_Source records_:
################
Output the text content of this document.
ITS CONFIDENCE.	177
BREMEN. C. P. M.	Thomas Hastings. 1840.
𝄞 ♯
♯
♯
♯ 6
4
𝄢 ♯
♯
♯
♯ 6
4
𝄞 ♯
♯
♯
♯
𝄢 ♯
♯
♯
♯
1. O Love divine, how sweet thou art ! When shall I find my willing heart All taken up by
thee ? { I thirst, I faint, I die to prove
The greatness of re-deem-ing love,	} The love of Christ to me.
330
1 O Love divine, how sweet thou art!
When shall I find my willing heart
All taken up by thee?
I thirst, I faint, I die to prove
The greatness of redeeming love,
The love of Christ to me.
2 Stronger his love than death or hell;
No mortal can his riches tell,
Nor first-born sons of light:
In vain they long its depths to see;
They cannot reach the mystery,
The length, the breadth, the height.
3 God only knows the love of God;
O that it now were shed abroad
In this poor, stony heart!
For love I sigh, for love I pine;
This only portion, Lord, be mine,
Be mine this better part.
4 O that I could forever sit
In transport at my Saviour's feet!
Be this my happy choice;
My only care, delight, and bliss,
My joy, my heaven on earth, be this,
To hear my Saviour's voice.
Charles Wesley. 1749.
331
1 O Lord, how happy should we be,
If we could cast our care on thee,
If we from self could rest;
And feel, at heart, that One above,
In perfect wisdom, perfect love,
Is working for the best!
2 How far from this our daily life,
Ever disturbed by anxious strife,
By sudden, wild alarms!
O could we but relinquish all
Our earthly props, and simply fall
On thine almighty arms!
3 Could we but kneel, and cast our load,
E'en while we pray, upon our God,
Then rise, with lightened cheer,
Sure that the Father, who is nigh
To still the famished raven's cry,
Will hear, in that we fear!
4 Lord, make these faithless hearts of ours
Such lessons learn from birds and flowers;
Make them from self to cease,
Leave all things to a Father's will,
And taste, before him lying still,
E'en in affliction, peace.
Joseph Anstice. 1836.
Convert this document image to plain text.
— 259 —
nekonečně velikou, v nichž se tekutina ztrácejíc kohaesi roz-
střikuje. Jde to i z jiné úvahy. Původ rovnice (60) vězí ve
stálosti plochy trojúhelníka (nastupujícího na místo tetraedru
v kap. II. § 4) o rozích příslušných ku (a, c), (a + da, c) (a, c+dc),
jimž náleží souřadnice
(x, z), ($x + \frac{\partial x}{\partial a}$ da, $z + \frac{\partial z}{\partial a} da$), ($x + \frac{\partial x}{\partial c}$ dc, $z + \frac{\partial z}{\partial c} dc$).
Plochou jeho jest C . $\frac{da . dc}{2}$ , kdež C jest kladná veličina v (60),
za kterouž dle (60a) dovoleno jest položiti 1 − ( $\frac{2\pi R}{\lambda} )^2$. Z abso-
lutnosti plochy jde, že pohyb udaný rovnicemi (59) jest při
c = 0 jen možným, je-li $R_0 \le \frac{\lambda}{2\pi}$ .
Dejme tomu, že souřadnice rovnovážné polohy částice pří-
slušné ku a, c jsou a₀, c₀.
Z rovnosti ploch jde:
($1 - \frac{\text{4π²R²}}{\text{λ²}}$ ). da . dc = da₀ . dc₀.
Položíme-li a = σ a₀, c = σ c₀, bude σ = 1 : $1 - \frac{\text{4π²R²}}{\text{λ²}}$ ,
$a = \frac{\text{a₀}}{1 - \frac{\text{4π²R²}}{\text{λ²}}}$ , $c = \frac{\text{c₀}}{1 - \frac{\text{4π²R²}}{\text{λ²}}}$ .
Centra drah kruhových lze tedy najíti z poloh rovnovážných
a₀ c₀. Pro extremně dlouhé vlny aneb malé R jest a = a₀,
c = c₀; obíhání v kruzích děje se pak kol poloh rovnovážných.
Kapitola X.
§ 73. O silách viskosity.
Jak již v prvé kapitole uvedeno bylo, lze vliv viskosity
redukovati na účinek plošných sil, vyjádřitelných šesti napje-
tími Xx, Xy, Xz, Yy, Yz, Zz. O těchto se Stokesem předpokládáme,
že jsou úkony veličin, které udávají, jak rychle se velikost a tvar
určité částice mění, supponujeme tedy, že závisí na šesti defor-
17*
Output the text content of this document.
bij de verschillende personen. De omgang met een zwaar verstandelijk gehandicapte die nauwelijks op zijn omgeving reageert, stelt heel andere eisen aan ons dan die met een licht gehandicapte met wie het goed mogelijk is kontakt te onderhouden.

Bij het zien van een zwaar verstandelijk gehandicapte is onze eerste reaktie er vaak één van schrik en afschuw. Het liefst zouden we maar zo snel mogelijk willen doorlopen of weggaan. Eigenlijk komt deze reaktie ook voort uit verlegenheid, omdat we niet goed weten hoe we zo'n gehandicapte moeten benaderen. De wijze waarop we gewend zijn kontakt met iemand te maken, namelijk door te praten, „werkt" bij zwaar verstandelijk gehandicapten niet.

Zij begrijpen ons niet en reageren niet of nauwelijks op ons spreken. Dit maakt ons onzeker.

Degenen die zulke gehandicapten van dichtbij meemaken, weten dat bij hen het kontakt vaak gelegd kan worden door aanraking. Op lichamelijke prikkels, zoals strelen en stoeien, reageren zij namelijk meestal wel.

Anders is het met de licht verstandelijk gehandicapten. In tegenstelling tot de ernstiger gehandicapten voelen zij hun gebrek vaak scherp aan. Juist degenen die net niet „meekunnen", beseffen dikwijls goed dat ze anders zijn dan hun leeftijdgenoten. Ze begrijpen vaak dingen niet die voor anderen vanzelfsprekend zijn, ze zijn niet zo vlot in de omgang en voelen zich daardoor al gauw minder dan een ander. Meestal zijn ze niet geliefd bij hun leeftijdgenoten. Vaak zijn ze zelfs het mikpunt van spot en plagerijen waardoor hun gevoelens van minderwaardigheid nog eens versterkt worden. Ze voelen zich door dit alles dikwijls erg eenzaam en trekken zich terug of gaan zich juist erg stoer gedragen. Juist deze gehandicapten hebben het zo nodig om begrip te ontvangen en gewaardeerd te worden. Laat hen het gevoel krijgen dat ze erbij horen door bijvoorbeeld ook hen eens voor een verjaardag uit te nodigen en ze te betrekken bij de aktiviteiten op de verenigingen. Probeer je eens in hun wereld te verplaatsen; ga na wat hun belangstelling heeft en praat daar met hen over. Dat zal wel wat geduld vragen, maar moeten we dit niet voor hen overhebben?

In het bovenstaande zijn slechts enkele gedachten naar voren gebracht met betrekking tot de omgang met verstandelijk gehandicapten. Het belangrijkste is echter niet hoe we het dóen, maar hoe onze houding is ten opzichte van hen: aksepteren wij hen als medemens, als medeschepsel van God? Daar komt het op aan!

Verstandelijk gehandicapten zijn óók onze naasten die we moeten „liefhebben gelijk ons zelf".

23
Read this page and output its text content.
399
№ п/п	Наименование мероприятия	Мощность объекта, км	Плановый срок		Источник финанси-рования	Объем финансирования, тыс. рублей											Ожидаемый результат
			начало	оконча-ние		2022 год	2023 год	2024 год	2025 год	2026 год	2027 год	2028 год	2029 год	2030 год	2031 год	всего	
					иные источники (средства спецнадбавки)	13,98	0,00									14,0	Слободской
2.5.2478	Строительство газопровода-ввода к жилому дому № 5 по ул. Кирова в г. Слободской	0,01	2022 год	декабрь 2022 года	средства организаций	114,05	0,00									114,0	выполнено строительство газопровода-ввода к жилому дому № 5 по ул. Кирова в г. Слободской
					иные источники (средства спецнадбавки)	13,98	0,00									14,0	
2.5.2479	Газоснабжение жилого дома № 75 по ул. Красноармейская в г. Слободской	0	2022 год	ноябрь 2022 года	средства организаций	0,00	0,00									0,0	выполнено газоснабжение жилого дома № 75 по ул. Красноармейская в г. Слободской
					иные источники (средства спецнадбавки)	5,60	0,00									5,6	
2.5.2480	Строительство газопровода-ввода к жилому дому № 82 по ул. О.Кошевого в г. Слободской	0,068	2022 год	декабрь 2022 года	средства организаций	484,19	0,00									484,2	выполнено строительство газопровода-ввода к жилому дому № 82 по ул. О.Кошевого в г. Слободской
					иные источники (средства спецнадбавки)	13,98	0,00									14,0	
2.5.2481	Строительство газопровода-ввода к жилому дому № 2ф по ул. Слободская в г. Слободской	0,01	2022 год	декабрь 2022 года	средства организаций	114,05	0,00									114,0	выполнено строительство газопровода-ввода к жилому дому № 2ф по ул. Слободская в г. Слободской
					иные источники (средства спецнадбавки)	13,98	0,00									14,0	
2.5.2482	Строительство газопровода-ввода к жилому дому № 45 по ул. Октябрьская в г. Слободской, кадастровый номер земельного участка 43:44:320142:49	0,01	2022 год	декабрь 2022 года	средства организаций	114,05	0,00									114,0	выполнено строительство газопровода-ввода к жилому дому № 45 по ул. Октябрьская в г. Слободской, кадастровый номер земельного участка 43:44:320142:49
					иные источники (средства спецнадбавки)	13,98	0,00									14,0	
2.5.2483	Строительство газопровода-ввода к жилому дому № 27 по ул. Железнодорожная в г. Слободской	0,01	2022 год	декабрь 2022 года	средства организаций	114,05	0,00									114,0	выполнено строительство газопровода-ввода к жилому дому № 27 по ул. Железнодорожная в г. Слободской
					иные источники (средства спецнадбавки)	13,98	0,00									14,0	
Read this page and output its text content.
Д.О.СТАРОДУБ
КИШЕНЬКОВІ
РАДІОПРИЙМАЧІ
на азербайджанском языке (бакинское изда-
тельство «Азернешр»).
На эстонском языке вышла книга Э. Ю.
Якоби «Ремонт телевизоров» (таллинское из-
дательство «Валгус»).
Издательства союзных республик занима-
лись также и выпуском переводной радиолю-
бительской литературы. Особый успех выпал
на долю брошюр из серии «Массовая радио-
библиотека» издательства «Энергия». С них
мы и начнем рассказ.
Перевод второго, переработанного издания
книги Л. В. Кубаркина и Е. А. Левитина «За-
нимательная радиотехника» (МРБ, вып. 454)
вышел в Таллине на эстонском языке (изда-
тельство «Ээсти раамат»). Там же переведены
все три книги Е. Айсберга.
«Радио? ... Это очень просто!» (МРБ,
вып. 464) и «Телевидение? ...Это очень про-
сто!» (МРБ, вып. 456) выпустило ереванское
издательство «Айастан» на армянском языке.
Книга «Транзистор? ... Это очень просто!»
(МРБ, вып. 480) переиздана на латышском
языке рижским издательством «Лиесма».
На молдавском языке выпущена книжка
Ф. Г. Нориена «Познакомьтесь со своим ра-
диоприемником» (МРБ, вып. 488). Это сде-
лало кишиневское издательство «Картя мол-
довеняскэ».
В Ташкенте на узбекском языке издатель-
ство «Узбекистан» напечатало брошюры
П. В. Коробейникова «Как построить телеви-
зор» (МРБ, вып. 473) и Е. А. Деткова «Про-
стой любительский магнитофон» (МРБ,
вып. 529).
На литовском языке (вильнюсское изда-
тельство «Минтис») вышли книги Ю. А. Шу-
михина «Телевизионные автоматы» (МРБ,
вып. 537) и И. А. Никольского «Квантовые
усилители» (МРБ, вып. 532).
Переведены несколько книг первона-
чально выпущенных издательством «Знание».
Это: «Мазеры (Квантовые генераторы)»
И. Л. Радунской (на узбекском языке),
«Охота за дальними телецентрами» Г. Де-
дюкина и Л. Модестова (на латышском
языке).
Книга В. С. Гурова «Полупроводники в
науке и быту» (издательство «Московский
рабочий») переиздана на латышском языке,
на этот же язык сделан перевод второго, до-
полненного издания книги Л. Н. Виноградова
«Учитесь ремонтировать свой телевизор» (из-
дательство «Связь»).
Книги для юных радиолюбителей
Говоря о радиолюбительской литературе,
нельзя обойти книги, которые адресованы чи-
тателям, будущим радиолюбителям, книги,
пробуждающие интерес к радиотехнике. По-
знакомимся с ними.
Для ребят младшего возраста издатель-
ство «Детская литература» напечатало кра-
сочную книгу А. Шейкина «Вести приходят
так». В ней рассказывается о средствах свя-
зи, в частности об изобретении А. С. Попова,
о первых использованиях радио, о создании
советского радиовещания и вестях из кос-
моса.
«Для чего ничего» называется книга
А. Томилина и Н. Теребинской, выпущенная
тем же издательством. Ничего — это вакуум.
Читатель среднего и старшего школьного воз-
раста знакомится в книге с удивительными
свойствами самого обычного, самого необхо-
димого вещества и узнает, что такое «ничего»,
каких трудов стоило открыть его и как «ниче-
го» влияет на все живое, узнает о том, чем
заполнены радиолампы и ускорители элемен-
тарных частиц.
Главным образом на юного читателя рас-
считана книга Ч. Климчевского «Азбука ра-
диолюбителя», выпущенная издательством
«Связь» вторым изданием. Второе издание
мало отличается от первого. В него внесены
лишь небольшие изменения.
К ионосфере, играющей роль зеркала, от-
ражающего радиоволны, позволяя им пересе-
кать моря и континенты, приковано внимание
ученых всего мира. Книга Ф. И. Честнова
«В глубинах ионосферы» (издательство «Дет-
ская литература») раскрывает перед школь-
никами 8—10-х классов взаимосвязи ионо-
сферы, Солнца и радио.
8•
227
################
_Goal_: Copy every line above in which the string "cast" shows up.

_Exercise answer_:
If we could cast our care on thee,
3 Could we but kneel, and cast our load,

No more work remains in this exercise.